**Exercise goal**
Can you convert the lines into a numbered list, starting with the first line and stopping after the line that contains "- program-label: NOTICIAS CUATRO DEPORTES", with any blank lines left out?

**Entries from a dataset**
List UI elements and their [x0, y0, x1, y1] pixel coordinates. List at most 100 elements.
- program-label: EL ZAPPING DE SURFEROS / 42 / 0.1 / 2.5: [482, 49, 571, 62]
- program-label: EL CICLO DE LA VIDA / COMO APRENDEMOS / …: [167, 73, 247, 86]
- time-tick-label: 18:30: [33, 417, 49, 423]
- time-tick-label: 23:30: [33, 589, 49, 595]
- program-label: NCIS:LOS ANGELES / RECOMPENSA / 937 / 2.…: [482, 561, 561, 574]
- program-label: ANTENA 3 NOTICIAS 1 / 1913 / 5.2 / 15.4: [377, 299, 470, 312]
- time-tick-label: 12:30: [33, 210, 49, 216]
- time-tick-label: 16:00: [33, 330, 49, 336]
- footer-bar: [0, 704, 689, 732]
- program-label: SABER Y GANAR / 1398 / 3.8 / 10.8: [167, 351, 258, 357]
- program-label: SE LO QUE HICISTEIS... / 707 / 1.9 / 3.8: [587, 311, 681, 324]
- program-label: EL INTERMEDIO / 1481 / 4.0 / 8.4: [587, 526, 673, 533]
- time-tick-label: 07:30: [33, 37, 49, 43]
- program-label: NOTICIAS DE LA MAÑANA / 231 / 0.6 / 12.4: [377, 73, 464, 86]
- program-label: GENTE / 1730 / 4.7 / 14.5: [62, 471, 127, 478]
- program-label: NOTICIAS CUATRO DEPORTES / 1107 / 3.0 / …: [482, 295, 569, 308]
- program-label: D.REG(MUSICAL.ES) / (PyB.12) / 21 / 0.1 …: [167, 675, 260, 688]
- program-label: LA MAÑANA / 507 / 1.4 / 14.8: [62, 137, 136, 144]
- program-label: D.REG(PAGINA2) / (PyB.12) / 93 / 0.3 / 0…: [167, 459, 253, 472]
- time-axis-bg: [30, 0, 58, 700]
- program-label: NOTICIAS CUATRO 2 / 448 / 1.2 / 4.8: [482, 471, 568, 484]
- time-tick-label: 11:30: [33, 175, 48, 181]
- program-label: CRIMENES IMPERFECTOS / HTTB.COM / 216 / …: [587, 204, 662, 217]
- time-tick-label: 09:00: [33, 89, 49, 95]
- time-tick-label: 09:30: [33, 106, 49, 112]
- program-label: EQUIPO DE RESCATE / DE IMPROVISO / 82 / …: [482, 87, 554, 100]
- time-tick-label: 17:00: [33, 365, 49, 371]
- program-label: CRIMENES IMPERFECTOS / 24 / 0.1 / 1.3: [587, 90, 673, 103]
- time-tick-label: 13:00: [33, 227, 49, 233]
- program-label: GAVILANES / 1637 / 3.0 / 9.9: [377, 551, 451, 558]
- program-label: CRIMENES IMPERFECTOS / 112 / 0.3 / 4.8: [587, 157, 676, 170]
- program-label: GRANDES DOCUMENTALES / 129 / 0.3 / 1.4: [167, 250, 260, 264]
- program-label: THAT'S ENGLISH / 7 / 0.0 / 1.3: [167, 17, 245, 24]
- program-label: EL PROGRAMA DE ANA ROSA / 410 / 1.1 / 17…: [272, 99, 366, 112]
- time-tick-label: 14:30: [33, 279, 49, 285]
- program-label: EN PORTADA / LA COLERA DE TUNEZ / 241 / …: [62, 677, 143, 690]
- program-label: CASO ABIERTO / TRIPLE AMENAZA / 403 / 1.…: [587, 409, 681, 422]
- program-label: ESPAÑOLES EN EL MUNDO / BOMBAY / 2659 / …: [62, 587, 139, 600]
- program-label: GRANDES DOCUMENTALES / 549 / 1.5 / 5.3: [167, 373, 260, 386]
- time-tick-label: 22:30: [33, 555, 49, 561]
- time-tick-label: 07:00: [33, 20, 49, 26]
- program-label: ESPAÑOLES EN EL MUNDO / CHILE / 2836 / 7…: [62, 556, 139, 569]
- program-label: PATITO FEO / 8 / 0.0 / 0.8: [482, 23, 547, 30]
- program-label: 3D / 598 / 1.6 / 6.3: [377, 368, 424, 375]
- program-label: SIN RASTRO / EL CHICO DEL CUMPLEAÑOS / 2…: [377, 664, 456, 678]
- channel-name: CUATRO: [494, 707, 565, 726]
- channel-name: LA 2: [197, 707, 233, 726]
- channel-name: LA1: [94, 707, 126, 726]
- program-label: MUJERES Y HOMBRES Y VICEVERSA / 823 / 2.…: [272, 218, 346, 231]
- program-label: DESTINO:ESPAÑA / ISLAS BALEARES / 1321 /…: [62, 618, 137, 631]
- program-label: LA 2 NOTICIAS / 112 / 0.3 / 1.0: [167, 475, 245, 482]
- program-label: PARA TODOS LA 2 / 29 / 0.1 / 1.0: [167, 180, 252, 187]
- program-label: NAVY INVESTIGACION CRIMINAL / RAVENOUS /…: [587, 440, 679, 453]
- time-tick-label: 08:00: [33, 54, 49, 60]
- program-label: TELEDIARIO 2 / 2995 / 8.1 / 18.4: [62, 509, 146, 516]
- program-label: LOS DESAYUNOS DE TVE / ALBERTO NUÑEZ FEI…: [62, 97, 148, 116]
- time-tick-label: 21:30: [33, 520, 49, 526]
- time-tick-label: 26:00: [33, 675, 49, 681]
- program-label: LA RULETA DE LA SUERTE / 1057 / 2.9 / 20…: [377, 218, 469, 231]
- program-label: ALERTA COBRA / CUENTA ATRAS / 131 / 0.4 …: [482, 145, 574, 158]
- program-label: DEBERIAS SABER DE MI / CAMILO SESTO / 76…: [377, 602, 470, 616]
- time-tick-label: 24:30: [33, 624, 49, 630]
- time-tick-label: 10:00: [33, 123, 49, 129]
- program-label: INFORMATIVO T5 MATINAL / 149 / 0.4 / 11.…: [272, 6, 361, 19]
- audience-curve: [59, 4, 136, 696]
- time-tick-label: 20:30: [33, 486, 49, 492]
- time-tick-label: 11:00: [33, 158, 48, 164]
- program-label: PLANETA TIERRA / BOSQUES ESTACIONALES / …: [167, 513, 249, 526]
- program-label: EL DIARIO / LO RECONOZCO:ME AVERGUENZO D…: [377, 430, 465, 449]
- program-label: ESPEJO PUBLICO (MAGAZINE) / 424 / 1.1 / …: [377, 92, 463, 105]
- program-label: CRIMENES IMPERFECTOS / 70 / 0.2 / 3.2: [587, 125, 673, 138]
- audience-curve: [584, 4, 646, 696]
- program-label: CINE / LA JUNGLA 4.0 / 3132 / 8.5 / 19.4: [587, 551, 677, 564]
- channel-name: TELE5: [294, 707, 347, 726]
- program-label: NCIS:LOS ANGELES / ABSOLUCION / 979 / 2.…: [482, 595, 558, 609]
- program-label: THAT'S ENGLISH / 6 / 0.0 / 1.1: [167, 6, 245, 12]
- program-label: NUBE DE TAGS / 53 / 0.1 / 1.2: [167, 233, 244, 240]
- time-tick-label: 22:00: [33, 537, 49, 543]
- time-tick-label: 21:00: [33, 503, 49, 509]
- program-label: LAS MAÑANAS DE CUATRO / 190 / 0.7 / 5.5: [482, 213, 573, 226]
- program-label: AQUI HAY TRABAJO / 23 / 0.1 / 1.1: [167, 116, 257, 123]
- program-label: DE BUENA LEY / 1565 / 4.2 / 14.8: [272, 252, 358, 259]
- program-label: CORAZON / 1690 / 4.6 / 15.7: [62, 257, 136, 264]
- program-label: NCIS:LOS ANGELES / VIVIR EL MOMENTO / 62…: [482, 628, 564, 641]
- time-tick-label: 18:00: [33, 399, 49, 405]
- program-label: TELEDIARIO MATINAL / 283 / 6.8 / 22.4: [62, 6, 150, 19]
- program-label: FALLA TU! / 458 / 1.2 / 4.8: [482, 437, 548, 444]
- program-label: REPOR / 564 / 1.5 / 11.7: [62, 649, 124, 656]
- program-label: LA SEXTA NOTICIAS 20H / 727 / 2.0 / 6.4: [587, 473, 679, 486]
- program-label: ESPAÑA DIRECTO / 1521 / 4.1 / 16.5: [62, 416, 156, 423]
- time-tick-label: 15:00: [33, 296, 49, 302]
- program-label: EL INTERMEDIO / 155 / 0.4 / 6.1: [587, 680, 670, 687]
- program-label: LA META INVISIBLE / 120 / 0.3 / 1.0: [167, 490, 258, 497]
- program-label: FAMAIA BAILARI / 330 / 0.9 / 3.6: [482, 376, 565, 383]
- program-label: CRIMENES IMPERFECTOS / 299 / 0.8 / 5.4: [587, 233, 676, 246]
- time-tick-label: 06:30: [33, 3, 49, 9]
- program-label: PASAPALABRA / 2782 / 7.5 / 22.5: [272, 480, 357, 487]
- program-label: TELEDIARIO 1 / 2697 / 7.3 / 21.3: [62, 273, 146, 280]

**The reply**
1. List UI elements and their [x0, y0, x1, y1] pixel coordinates. List at most 100 elements.
2. - program-label: EL ZAPPING DE SURFEROS / 42 / 0.1 / 2.5: [482, 49, 571, 62]
3. - program-label: EL CICLO DE LA VIDA / COMO APRENDEMOS / …: [167, 73, 247, 86]
4. - time-tick-label: 18:30: [33, 417, 49, 423]
5. - time-tick-label: 23:30: [33, 589, 49, 595]
6. - program-label: NCIS:LOS ANGELES / RECOMPENSA / 937 / 2.…: [482, 561, 561, 574]
7. - program-label: ANTENA 3 NOTICIAS 1 / 1913 / 5.2 / 15.4: [377, 299, 470, 312]
8. - time-tick-label: 12:30: [33, 210, 49, 216]
9. - time-tick-label: 16:00: [33, 330, 49, 336]
10. - footer-bar: [0, 704, 689, 732]
11. - program-label: SABER Y GANAR / 1398 / 3.8 / 10.8: [167, 351, 258, 357]
12. - program-label: SE LO QUE HICISTEIS... / 707 / 1.9 / 3.8: [587, 311, 681, 324]
13. - program-label: EL INTERMEDIO / 1481 / 4.0 / 8.4: [587, 526, 673, 533]
14. - time-tick-label: 07:30: [33, 37, 49, 43]
15. - program-label: NOTICIAS DE LA MAÑANA / 231 / 0.6 / 12.4: [377, 73, 464, 86]
16. - program-label: GENTE / 1730 / 4.7 / 14.5: [62, 471, 127, 478]
17. - program-label: NOTICIAS CUATRO DEPORTES / 1107 / 3.0 / …: [482, 295, 569, 308]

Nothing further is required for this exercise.